Figure content listings
++++++++++++++++++++

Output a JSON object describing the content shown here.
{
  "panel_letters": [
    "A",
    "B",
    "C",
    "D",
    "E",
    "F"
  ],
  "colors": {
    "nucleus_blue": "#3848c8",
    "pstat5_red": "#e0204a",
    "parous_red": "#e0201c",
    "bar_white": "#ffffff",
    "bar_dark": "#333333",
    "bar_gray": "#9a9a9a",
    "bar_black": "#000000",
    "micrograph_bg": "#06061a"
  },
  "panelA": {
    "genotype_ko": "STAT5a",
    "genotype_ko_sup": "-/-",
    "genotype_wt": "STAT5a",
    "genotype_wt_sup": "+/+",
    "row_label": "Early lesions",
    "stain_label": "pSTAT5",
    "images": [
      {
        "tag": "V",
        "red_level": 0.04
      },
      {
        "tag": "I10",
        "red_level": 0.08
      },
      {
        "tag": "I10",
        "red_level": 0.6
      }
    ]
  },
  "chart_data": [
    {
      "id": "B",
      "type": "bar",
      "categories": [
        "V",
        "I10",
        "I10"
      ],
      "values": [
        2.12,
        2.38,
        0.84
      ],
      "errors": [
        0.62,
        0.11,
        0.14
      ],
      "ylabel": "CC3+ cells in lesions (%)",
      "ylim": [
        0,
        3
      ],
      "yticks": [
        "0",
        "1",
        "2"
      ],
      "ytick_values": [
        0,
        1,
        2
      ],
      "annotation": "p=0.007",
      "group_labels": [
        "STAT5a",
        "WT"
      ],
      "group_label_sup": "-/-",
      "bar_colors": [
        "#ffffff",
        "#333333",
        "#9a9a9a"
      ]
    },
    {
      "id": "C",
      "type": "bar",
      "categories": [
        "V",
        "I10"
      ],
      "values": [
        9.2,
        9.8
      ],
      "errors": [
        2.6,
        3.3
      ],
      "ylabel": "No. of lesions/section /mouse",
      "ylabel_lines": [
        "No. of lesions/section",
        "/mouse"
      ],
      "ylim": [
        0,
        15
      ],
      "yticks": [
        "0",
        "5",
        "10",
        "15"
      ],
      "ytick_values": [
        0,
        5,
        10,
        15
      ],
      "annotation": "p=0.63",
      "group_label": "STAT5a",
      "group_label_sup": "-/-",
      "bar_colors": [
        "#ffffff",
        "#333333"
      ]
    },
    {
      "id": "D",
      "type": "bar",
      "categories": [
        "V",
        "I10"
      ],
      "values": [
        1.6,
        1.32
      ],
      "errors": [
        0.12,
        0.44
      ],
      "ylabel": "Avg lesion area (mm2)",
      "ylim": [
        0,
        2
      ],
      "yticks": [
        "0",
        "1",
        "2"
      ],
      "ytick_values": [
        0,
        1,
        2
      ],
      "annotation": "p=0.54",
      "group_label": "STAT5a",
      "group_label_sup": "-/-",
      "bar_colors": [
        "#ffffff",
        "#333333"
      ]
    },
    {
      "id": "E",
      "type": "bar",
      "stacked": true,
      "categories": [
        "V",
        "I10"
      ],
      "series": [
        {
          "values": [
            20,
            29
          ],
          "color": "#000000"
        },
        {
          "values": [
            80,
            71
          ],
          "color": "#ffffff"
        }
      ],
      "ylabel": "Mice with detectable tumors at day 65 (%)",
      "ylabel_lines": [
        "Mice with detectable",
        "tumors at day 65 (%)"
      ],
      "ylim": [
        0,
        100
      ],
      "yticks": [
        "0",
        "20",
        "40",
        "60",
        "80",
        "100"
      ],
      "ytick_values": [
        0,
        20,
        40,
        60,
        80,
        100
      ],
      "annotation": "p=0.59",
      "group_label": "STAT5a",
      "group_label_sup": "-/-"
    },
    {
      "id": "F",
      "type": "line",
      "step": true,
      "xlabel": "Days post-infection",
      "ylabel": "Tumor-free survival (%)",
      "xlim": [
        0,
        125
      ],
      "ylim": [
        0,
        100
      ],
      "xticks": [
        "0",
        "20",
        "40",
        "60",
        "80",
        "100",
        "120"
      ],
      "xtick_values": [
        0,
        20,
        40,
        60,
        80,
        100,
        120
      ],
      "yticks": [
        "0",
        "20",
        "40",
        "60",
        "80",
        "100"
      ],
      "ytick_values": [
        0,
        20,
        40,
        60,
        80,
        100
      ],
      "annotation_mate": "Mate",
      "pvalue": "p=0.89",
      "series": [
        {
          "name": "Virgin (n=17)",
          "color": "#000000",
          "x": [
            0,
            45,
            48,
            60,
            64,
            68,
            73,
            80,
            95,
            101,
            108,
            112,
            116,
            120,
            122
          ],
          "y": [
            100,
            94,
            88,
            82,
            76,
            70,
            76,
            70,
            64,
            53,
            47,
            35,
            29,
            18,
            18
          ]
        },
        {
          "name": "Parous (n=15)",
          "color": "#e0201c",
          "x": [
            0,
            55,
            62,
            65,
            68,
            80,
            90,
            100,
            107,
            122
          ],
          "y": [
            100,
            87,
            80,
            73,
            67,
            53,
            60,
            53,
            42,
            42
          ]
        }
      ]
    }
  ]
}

++++++++++++++++++++

**Assigned task:** The reply should restate the records above in full, character for character.

**Solution below:**
Output a JSON object describing the content shown here.
{
  "panel_letters": [
    "A",
    "B",
    "C",
    "D",
    "E",
    "F"
  ],
  "colors": {
    "nucleus_blue": "#3848c8",
    "pstat5_red": "#e0204a",
    "parous_red": "#e0201c",
    "bar_white": "#ffffff",
    "bar_dark": "#333333",
    "bar_gray": "#9a9a9a",
    "bar_black": "#000000",
    "micrograph_bg": "#06061a"
  },
  "panelA": {
    "genotype_ko": "STAT5a",
    "genotype_ko_sup": "-/-",
    "genotype_wt": "STAT5a",
    "genotype_wt_sup": "+/+",
    "row_label": "Early lesions",
    "stain_label": "pSTAT5",
    "images": [
      {
        "tag": "V",
        "red_level": 0.04
      },
      {
        "tag": "I10",
        "red_level": 0.08
      },
      {
        "tag": "I10",
        "red_level": 0.6
      }
    ]
  },
  "chart_data": [
    {
      "id": "B",
      "type": "bar",
      "categories": [
        "V",
        "I10",
        "I10"
      ],
      "values": [
        2.12,
        2.38,
        0.84
      ],
      "errors": [
        0.62,
        0.11,
        0.14
      ],
      "ylabel": "CC3+ cells in lesions (%)",
      "ylim": [
        0,
        3
      ],
      "yticks": [
        "0",
        "1",
        "2"
      ],
      "ytick_values": [
        0,
        1,
        2
      ],
      "annotation": "p=0.007",
      "group_labels": [
        "STAT5a",
        "WT"
      ],
      "group_label_sup": "-/-",
      "bar_colors": [
        "#ffffff",
        "#333333",
        "#9a9a9a"
      ]
    },
    {
      "id": "C",
      "type": "bar",
      "categories": [
        "V",
        "I10"
      ],
      "values": [
        9.2,
        9.8
      ],
      "errors": [
        2.6,
        3.3
      ],
      "ylabel": "No. of lesions/section /mouse",
      "ylabel_lines": [
        "No. of lesions/section",
        "/mouse"
      ],
      "ylim": [
        0,
        15
      ],
      "yticks": [
        "0",
        "5",
        "10",
        "15"
      ],
      "ytick_values": [
        0,
        5,
        10,
        15
      ],
      "annotation": "p=0.63",
      "group_label": "STAT5a",
      "group_label_sup": "-/-",
      "bar_colors": [
        "#ffffff",
        "#333333"
      ]
    },
    {
      "id": "D",
      "type": "bar",
      "categories": [
        "V",
        "I10"
      ],
      "values": [
        1.6,
        1.32
      ],
      "errors": [
        0.12,
        0.44
      ],
      "ylabel": "Avg lesion area (mm2)",
      "ylim": [
        0,
        2
      ],
      "yticks": [
        "0",
        "1",
        "2"
      ],
      "ytick_values": [
        0,
        1,
        2
      ],
      "annotation": "p=0.54",
      "group_label": "STAT5a",
      "group_label_sup": "-/-",
      "bar_colors": [
        "#ffffff",
        "#333333"
      ]
    },
    {
      "id": "E",
      "type": "bar",
      "stacked": true,
      "categories": [
        "V",
        "I10"
      ],
      "series": [
        {
          "values": [
            20,
            29
          ],
          "color": "#000000"
        },
        {
          "values": [
            80,
            71
          ],
          "color": "#ffffff"
        }
      ],
      "ylabel": "Mice with detectable tumors at day 65 (%)",
      "ylabel_lines": [
        "Mice with detectable",
        "tumors at day 65 (%)"
      ],
      "ylim": [
        0,
        100
      ],
      "yticks": [
        "0",
        "20",
        "40",
        "60",
        "80",
        "100"
      ],
      "ytick_values": [
        0,
        20,
        40,
        60,
        80,
        100
      ],
      "annotation": "p=0.59",
      "group_label": "STAT5a",
      "group_label_sup": "-/-"
    },
    {
      "id": "F",
      "type": "line",
      "step": true,
      "xlabel": "Days post-infection",
      "ylabel": "Tumor-free survival (%)",
      "xlim": [
        0,
        125
      ],
      "ylim": [
        0,
        100
      ],
      "xticks": [
        "0",
        "20",
        "40",
        "60",
        "80",
        "100",
        "120"
      ],
      "xtick_values": [
        0,
        20,
        40,
        60,
        80,
        100,
        120
      ],
      "yticks": [
        "0",
        "20",
        "40",
        "60",
        "80",
        "100"
      ],
      "ytick_values": [
        0,
        20,
        40,
        60,
        80,
        100
      ],
      "annotation_mate": "Mate",
      "pvalue": "p=0.89",
      "series": [
        {
          "name": "Virgin (n=17)",
          "color": "#000000",
          "x": [
            0,
            45,
            48,
            60,
            64,
            68,
            73,
            80,
            95,
            101,
            108,
            112,
            116,
            120,
            122
          ],
          "y": [
            100,
            94,
            88,
            82,
            76,
            70,
            76,
            70,
            64,
            53,
            47,
            35,
            29,
            18,
            18
          ]
        },
        {
          "name": "Parous (n=15)",
          "color": "#e0201c",
          "x": [
            0,
            55,
            62,
            65,
            68,
            80,
            90,
            100,
            107,
            122
          ],
          "y": [
            100,
            87,
            80,
            73,
            67,
            53,
            60,
            53,
            42,
            42
          ]
        }
      ]
    }
  ]
}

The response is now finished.